BEGIN
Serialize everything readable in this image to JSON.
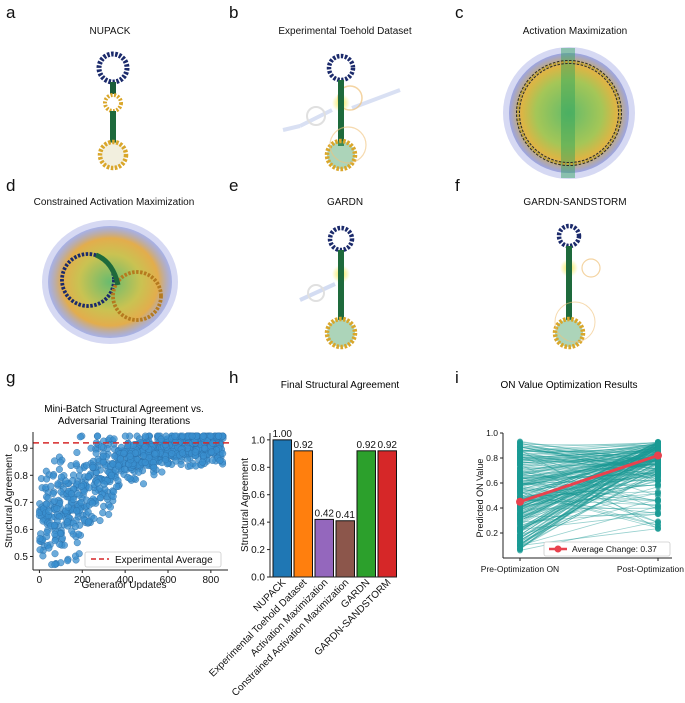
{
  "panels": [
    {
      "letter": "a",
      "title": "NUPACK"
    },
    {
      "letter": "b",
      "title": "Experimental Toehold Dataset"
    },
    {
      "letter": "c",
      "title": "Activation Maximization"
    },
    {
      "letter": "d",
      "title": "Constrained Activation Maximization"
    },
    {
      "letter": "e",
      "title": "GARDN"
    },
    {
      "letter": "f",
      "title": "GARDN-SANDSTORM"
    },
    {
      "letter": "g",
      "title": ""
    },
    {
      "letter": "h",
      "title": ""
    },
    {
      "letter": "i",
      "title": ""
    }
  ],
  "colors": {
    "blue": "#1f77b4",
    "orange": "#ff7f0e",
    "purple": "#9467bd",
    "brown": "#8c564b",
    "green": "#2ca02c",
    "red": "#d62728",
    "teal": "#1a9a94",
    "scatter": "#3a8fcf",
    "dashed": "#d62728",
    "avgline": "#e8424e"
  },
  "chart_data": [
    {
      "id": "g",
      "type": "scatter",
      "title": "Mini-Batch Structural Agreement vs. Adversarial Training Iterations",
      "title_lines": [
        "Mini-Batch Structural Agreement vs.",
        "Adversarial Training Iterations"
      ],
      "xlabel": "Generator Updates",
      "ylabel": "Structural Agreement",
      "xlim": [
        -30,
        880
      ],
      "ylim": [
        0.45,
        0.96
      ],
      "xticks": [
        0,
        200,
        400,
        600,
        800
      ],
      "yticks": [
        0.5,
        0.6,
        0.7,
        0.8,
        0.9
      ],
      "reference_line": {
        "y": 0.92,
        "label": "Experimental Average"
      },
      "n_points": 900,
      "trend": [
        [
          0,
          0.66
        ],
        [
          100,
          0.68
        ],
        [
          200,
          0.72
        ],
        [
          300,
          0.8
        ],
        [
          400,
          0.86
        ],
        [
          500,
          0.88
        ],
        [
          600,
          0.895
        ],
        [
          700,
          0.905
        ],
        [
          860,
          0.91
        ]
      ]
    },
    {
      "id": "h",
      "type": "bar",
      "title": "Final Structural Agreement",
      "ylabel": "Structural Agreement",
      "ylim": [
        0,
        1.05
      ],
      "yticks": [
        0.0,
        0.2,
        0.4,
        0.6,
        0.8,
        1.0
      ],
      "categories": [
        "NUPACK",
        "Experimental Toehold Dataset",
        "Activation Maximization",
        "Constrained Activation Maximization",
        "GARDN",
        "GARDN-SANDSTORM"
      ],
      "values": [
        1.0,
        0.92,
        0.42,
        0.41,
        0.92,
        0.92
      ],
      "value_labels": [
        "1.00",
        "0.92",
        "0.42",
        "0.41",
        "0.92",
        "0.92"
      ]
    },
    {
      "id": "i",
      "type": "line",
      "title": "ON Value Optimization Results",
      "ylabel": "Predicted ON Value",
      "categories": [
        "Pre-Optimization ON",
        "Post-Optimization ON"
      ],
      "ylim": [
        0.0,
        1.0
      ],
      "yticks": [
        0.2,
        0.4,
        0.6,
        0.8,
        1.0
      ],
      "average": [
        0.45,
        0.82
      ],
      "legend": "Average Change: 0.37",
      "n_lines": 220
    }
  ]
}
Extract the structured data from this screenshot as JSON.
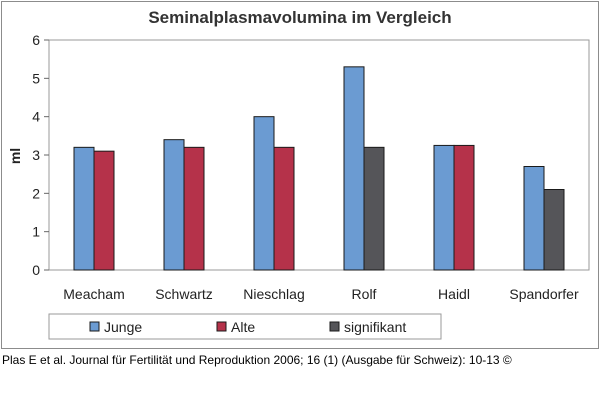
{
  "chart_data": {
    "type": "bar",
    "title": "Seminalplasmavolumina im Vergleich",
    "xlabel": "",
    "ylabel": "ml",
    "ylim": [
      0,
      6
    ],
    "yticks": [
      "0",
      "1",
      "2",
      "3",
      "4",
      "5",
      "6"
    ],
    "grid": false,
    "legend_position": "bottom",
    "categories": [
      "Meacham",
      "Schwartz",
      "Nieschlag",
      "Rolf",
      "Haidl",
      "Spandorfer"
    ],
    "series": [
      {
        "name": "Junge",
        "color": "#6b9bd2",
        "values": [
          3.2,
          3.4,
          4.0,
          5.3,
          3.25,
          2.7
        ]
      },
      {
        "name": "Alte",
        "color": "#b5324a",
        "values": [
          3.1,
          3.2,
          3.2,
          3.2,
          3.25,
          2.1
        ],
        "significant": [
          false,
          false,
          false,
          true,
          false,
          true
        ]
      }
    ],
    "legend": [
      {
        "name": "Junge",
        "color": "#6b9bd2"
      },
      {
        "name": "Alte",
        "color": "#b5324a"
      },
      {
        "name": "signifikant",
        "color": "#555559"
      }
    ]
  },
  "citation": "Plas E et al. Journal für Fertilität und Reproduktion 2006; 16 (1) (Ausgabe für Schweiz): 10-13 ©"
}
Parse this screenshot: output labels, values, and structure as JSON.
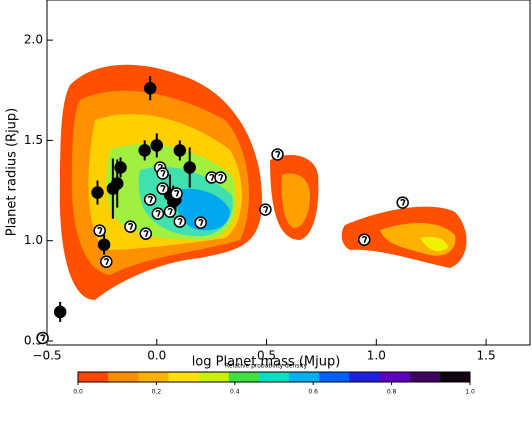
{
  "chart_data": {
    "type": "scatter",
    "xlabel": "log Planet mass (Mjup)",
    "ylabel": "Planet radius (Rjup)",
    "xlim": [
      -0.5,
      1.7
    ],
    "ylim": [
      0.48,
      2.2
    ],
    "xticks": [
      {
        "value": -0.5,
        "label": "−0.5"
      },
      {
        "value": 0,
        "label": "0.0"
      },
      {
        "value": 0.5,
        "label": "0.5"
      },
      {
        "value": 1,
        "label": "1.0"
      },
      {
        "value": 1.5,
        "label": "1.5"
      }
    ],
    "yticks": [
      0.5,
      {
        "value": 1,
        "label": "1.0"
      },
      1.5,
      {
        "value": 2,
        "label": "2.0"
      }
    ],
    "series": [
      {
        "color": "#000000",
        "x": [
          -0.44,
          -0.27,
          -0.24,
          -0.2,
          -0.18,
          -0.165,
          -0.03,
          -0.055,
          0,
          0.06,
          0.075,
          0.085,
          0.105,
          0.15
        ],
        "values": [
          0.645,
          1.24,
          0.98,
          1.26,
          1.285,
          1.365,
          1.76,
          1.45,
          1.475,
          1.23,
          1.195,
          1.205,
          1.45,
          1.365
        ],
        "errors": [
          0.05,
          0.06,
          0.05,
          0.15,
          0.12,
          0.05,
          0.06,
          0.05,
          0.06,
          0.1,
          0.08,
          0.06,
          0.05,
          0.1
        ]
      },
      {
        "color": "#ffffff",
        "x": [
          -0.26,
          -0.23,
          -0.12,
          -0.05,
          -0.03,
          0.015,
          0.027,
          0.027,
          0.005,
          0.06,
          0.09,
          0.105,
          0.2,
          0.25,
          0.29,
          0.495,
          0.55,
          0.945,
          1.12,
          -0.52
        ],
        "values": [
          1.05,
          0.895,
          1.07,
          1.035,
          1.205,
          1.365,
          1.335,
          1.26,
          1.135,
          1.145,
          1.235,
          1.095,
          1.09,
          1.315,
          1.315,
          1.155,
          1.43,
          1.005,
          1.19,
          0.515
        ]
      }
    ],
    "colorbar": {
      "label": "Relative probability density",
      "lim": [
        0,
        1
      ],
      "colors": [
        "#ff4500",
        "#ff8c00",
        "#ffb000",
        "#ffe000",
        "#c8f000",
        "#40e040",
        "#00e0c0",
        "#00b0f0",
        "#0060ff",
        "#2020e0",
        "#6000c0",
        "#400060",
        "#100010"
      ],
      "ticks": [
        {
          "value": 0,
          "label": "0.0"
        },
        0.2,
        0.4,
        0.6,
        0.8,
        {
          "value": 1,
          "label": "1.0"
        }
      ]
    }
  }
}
END
WHAT TO WORK ON
Only a number is wanted: how many lines of the material above hold "JSON"?

SOLUTION
3